[Collection entries]
____________________

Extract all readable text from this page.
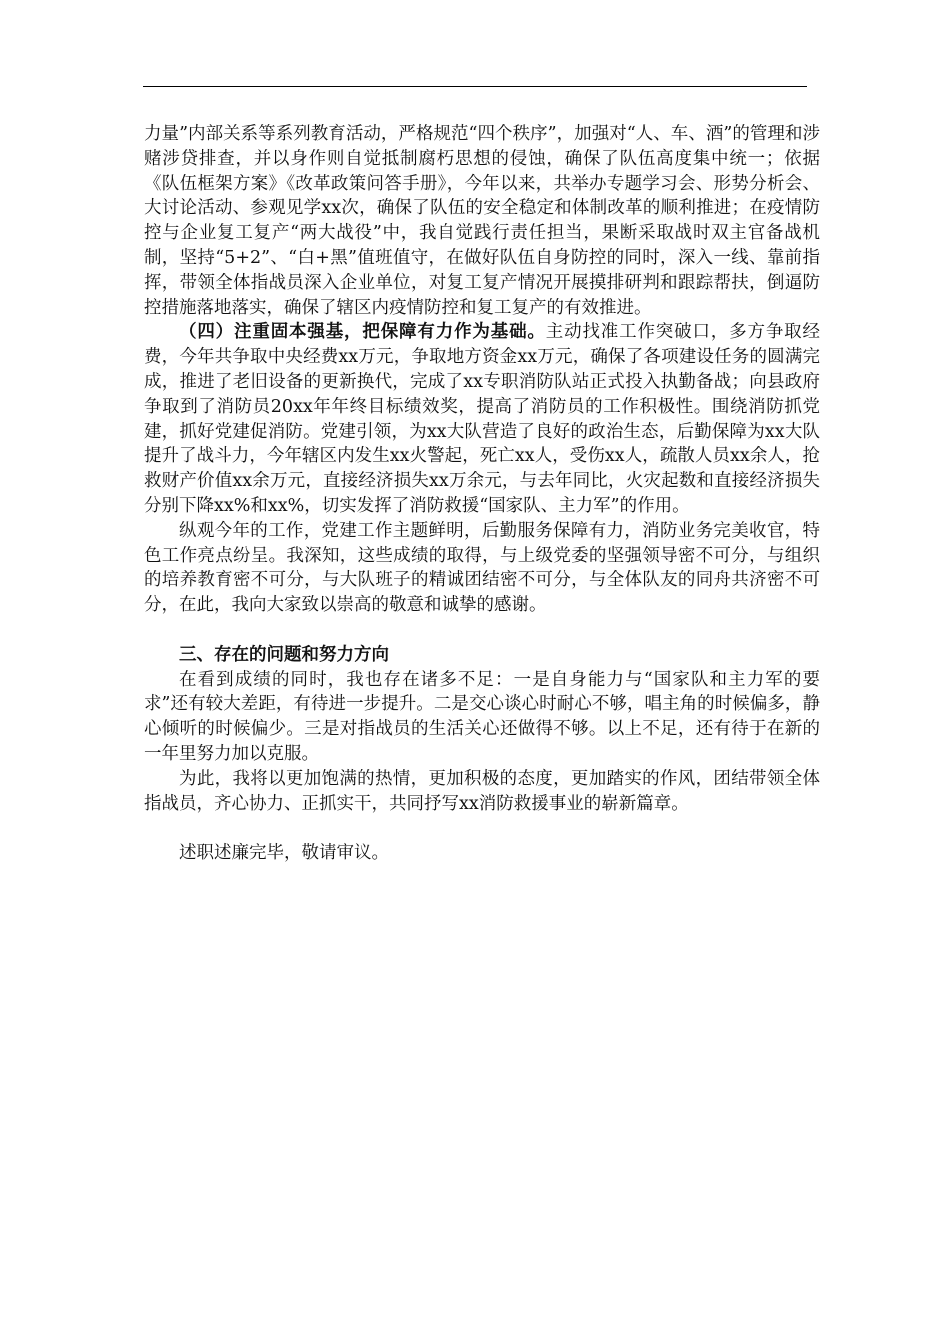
力量”内部关系等系列教育活动，严格规范“四个秩序”，加强对“人、车、酒”的管理和涉赌涉贷排查，并以身作则自觉抵制腐朽思想的侵蚀，确保了队伍高度集中统一；依据《队伍框架方案》《改革政策问答手册》，今年以来，共举办专题学习会、形势分析会、大讨论活动、参观见学xx次，确保了队伍的安全稳定和体制改革的顺利推进；在疫情防控与企业复工复产“两大战役”中，我自觉践行责任担当，果断采取战时双主官备战机制，坚持“5+2”、“白+黑”值班值守，在做好队伍自身防控的同时，深入一线、靠前指挥，带领全体指战员深入企业单位，对复工复产情况开展摸排研判和跟踪帮扶，倒逼防控措施落地落实，确保了辖区内疫情防控和复工复产的有效推进。

（四）注重固本强基，把保障有力作为基础。主动找准工作突破口，多方争取经费，今年共争取中央经费xx万元，争取地方资金xx万元，确保了各项建设任务的圆满完成，推进了老旧设备的更新换代，完成了xx专职消防队站正式投入执勤备战；向县政府争取到了消防员20xx年年终目标绩效奖，提高了消防员的工作积极性。围绕消防抓党建，抓好党建促消防。党建引领，为xx大队营造了良好的政治生态，后勤保障为xx大队提升了战斗力，今年辖区内发生xx火警起，死亡xx人，受伤xx人，疏散人员xx余人，抢救财产价值xx余万元，直接经济损失xx万余元，与去年同比，火灾起数和直接经济损失分别下降xx%和xx%，切实发挥了消防救援“国家队、主力军”的作用。

纵观今年的工作，党建工作主题鲜明，后勤服务保障有力，消防业务完美收官，特色工作亮点纷呈。我深知，这些成绩的取得，与上级党委的坚强领导密不可分，与组织的培养教育密不可分，与大队班子的精诚团结密不可分，与全体队友的同舟共济密不可分，在此，我向大家致以崇高的敬意和诚挚的感谢。

三、存在的问题和努力方向

在看到成绩的同时，我也存在诸多不足：一是自身能力与“国家队和主力军的要求”还有较大差距，有待进一步提升。二是交心谈心时耐心不够，唱主角的时候偏多，静心倾听的时候偏少。三是对指战员的生活关心还做得不够。以上不足，还有待于在新的一年里努力加以克服。

为此，我将以更加饱满的热情，更加积极的态度，更加踏实的作风，团结带领全体指战员，齐心协力、正抓实干，共同抒写xx消防救援事业的崭新篇章。

述职述廉完毕，敬请审议。
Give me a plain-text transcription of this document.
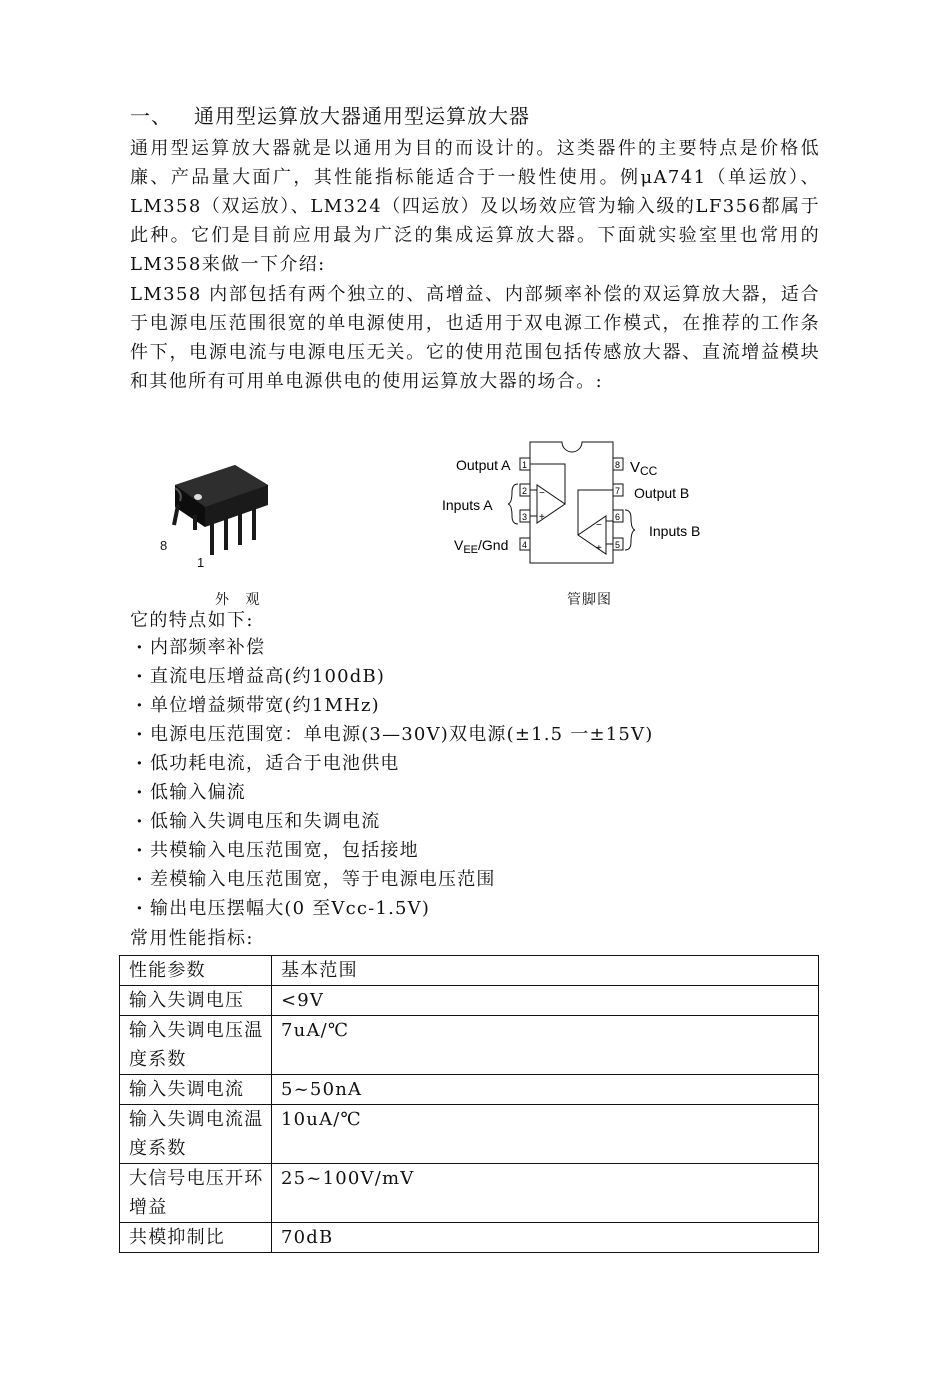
一、 通用型运算放大器通用型运算放大器
通用型运算放大器就是以通用为目的而设计的。这类器件的主要特点是价格低廉、产品量大面广，其性能指标能适合于一般性使用。例μA741（单运放）、LM358（双运放）、LM324（四运放）及以场效应管为输入级的LF356都属于此种。它们是目前应用最为广泛的集成运算放大器。下面就实验室里也常用的LM358来做一下介绍:
LM358 内部包括有两个独立的、高增益、内部频率补偿的双运算放大器，适合于电源电压范围很宽的单电源使用，也适用于双电源工作模式，在推荐的工作条件下，电源电流与电源电压无关。它的使用范围包括传感放大器、直流增益模块和其他所有可用单电源供电的使用运算放大器的场合。:
8
1
−
+
−
+
1
2
3
4	5
6
7
8
Output A
Inputs A
$V_{EE}$/Gnd
$V_{CC}$
Output B
Inputs B
外 观	管脚图
它的特点如下:
· 内部频率补偿
· 直流电压增益高(约100dB)
· 单位增益频带宽(约1MHz)
· 电源电压范围宽：单电源(3—30V)双电源(±1.5 一±15V)
· 低功耗电流，适合于电池供电
· 低输入偏流
· 低输入失调电压和失调电流
· 共模输入电压范围宽，包括接地
· 差模输入电压范围宽，等于电源电压范围
· 输出电压摆幅大(0 至Vcc-1.5V)
常用性能指标:
性能参数	基本范围
输入失调电压	<9V
输入失调电压温度系数	7uA/℃
输入失调电流	5~50nA
输入失调电流温度系数	10uA/℃
大信号电压开环增益	25~100V/mV
共模抑制比	70dB
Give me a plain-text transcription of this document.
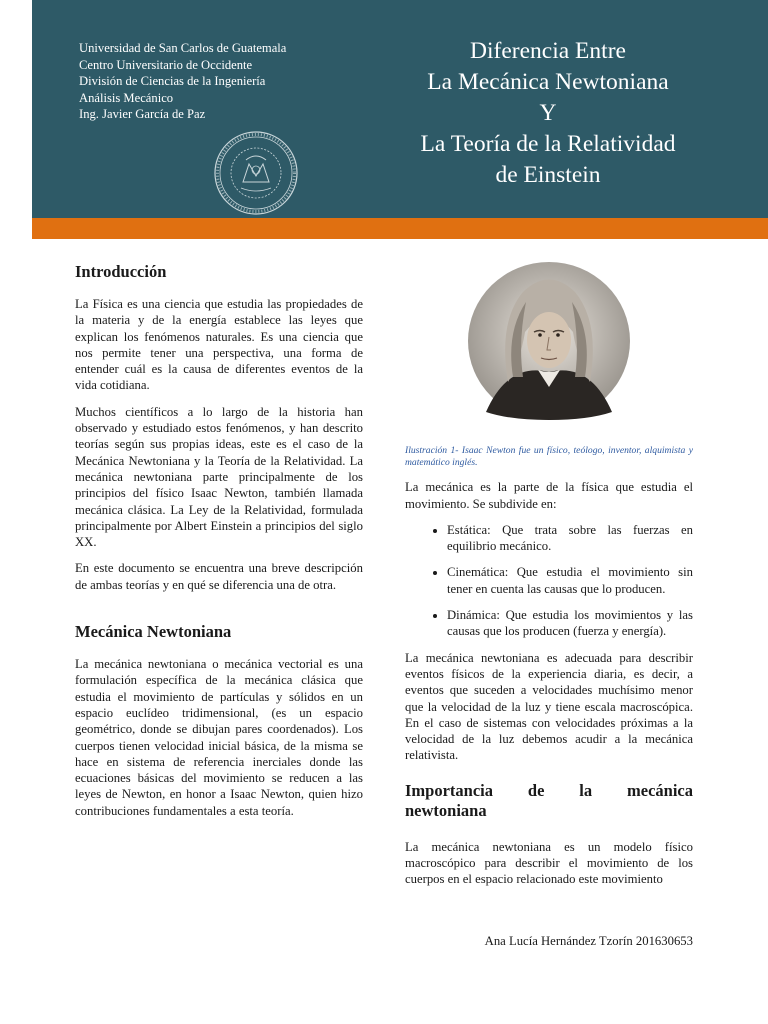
Universidad de San Carlos de Guatemala
Centro Universitario de Occidente
División de Ciencias de la Ingeniería
Análisis Mecánico
Ing. Javier García de Paz
Diferencia Entre
La Mecánica Newtoniana
Y
La Teoría de la Relatividad
de Einstein
Introducción

La Física es una ciencia que estudia las propiedades de la materia y de la energía establece las leyes que explican los fenómenos naturales. Es una ciencia que nos permite tener una perspectiva, una forma de entender cuál es la causa de diferentes eventos de la vida cotidiana.

Muchos científicos a lo largo de la historia han observado y estudiado estos fenómenos, y han descrito teorías según sus propias ideas, este es el caso de la Mecánica Newtoniana y la Teoría de la Relatividad. La mecánica newtoniana parte principalmente de los principios del físico Isaac Newton, también llamada mecánica clásica. La Ley de la Relatividad, formulada principalmente por Albert Einstein a principios del siglo XX.

En este documento se encuentra una breve descripción de ambas teorías y en qué se diferencia una de otra.

Mecánica Newtoniana

La mecánica newtoniana o mecánica vectorial es una formulación específica de la mecánica clásica que estudia el movimiento de partículas y sólidos en un espacio euclídeo tridimensional, (es un espacio geométrico, donde se dibujan pares coordenados). Los cuerpos tienen velocidad inicial básica, de la misma se hace en sistema de referencia inerciales donde las ecuaciones básicas del movimiento se reducen a las leyes de Newton, en honor a Isaac Newton, quien hizo contribuciones fundamentales a esta teoría.

Ilustración 1- Isaac Newton fue un físico, teólogo, inventor, alquimista y matemático inglés.

La mecánica es la parte de la física que estudia el movimiento. Se subdivide en:

• Estática: Que trata sobre las fuerzas en equilibrio mecánico.
• Cinemática: Que estudia el movimiento sin tener en cuenta las causas que lo producen.
• Dinámica: Que estudia los movimientos y las causas que los producen (fuerza y energía).

La mecánica newtoniana es adecuada para describir eventos físicos de la experiencia diaria, es decir, a eventos que suceden a velocidades muchísimo menor que la velocidad de la luz y tiene escala macroscópica. En el caso de sistemas con velocidades próximas a la velocidad de la luz debemos acudir a la mecánica relativista.

Importancia de la mecánica
newtoniana

La mecánica newtoniana es un modelo físico macroscópico para describir el movimiento de los cuerpos en el espacio relacionado este movimiento

Ana Lucía Hernández Tzorín 201630653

____________________

■ WHAT YOU SHOULD DO:
Your task is to reproduce all of the material exactly. The pictures stay out.

■ WRITTEN RESPONSE:
Extract all readable text from this page.
力量”内部关系等系列教育活动，严格规范“四个秩序”，加强对“人、车、酒”的管理和涉赌涉贷排查，并以身作则自觉抵制腐朽思想的侵蚀，确保了队伍高度集中统一；依据《队伍框架方案》《改革政策问答手册》，今年以来，共举办专题学习会、形势分析会、大讨论活动、参观见学xx次，确保了队伍的安全稳定和体制改革的顺利推进；在疫情防控与企业复工复产“两大战役”中，我自觉践行责任担当，果断采取战时双主官备战机制，坚持“5+2”、“白+黑”值班值守，在做好队伍自身防控的同时，深入一线、靠前指挥，带领全体指战员深入企业单位，对复工复产情况开展摸排研判和跟踪帮扶，倒逼防控措施落地落实，确保了辖区内疫情防控和复工复产的有效推进。

（四）注重固本强基，把保障有力作为基础。主动找准工作突破口，多方争取经费，今年共争取中央经费xx万元，争取地方资金xx万元，确保了各项建设任务的圆满完成，推进了老旧设备的更新换代，完成了xx专职消防队站正式投入执勤备战；向县政府争取到了消防员20xx年年终目标绩效奖，提高了消防员的工作积极性。围绕消防抓党建，抓好党建促消防。党建引领，为xx大队营造了良好的政治生态，后勤保障为xx大队提升了战斗力，今年辖区内发生xx火警起，死亡xx人，受伤xx人，疏散人员xx余人，抢救财产价值xx余万元，直接经济损失xx万余元，与去年同比，火灾起数和直接经济损失分别下降xx%和xx%，切实发挥了消防救援“国家队、主力军”的作用。

纵观今年的工作，党建工作主题鲜明，后勤服务保障有力，消防业务完美收官，特色工作亮点纷呈。我深知，这些成绩的取得，与上级党委的坚强领导密不可分，与组织的培养教育密不可分，与大队班子的精诚团结密不可分，与全体队友的同舟共济密不可分，在此，我向大家致以崇高的敬意和诚挚的感谢。

三、存在的问题和努力方向

在看到成绩的同时，我也存在诸多不足：一是自身能力与“国家队和主力军的要求”还有较大差距，有待进一步提升。二是交心谈心时耐心不够，唱主角的时候偏多，静心倾听的时候偏少。三是对指战员的生活关心还做得不够。以上不足，还有待于在新的一年里努力加以克服。

为此，我将以更加饱满的热情，更加积极的态度，更加踏实的作风，团结带领全体指战员，齐心协力、正抓实干，共同抒写xx消防救援事业的崭新篇章。

述职述廉完毕，敬请审议。
Give me a plain-text transcription of this document.
一、 通用型运算放大器通用型运算放大器
通用型运算放大器就是以通用为目的而设计的。这类器件的主要特点是价格低廉、产品量大面广，其性能指标能适合于一般性使用。例μA741（单运放）、LM358（双运放）、LM324（四运放）及以场效应管为输入级的LF356都属于此种。它们是目前应用最为广泛的集成运算放大器。下面就实验室里也常用的LM358来做一下介绍:
LM358 内部包括有两个独立的、高增益、内部频率补偿的双运算放大器，适合于电源电压范围很宽的单电源使用，也适用于双电源工作模式，在推荐的工作条件下，电源电流与电源电压无关。它的使用范围包括传感放大器、直流增益模块和其他所有可用单电源供电的使用运算放大器的场合。:
8
1
−
+
−
+
1
2
3
4	5
6
7
8
Output A
Inputs A
$V_{EE}$/Gnd
$V_{CC}$
Output B
Inputs B
外 观	管脚图
它的特点如下:
· 内部频率补偿
· 直流电压增益高(约100dB)
· 单位增益频带宽(约1MHz)
· 电源电压范围宽：单电源(3—30V)双电源(±1.5 一±15V)
· 低功耗电流，适合于电池供电
· 低输入偏流
· 低输入失调电压和失调电流
· 共模输入电压范围宽，包括接地
· 差模输入电压范围宽，等于电源电压范围
· 输出电压摆幅大(0 至Vcc-1.5V)
常用性能指标:
性能参数	基本范围
输入失调电压	<9V
输入失调电压温度系数	7uA/℃
输入失调电流	5~50nA
输入失调电流温度系数	10uA/℃
大信号电压开环增益	25~100V/mV
共模抑制比	70dB
Give me a plain-text transcription of this document.
Universidad de San Carlos de Guatemala
Centro Universitario de Occidente
División de Ciencias de la Ingeniería
Análisis Mecánico
Ing. Javier García de Paz
Diferencia Entre
La Mecánica Newtoniana
Y
La Teoría de la Relatividad
de Einstein
Introducción

La Física es una ciencia que estudia las propiedades de la materia y de la energía establece las leyes que explican los fenómenos naturales. Es una ciencia que nos permite tener una perspectiva, una forma de entender cuál es la causa de diferentes eventos de la vida cotidiana.

Muchos científicos a lo largo de la historia han observado y estudiado estos fenómenos, y han descrito teorías según sus propias ideas, este es el caso de la Mecánica Newtoniana y la Teoría de la Relatividad. La mecánica newtoniana parte principalmente de los principios del físico Isaac Newton, también llamada mecánica clásica. La Ley de la Relatividad, formulada principalmente por Albert Einstein a principios del siglo XX.

En este documento se encuentra una breve descripción de ambas teorías y en qué se diferencia una de otra.

Mecánica Newtoniana

La mecánica newtoniana o mecánica vectorial es una formulación específica de la mecánica clásica que estudia el movimiento de partículas y sólidos en un espacio euclídeo tridimensional, (es un espacio geométrico, donde se dibujan pares coordenados). Los cuerpos tienen velocidad inicial básica, de la misma se hace en sistema de referencia inerciales donde las ecuaciones básicas del movimiento se reducen a las leyes de Newton, en honor a Isaac Newton, quien hizo contribuciones fundamentales a esta teoría.

Ilustración 1- Isaac Newton fue un físico, teólogo, inventor, alquimista y matemático inglés.

La mecánica es la parte de la física que estudia el movimiento. Se subdivide en:

• Estática: Que trata sobre las fuerzas en equilibrio mecánico.
• Cinemática: Que estudia el movimiento sin tener en cuenta las causas que lo producen.
• Dinámica: Que estudia los movimientos y las causas que los producen (fuerza y energía).

La mecánica newtoniana es adecuada para describir eventos físicos de la experiencia diaria, es decir, a eventos que suceden a velocidades muchísimo menor que la velocidad de la luz y tiene escala macroscópica. En el caso de sistemas con velocidades próximas a la velocidad de la luz debemos acudir a la mecánica relativista.

Importancia de la mecánica
newtoniana

La mecánica newtoniana es un modelo físico macroscópico para describir el movimiento de los cuerpos en el espacio relacionado este movimiento

Ana Lucía Hernández Tzorín 201630653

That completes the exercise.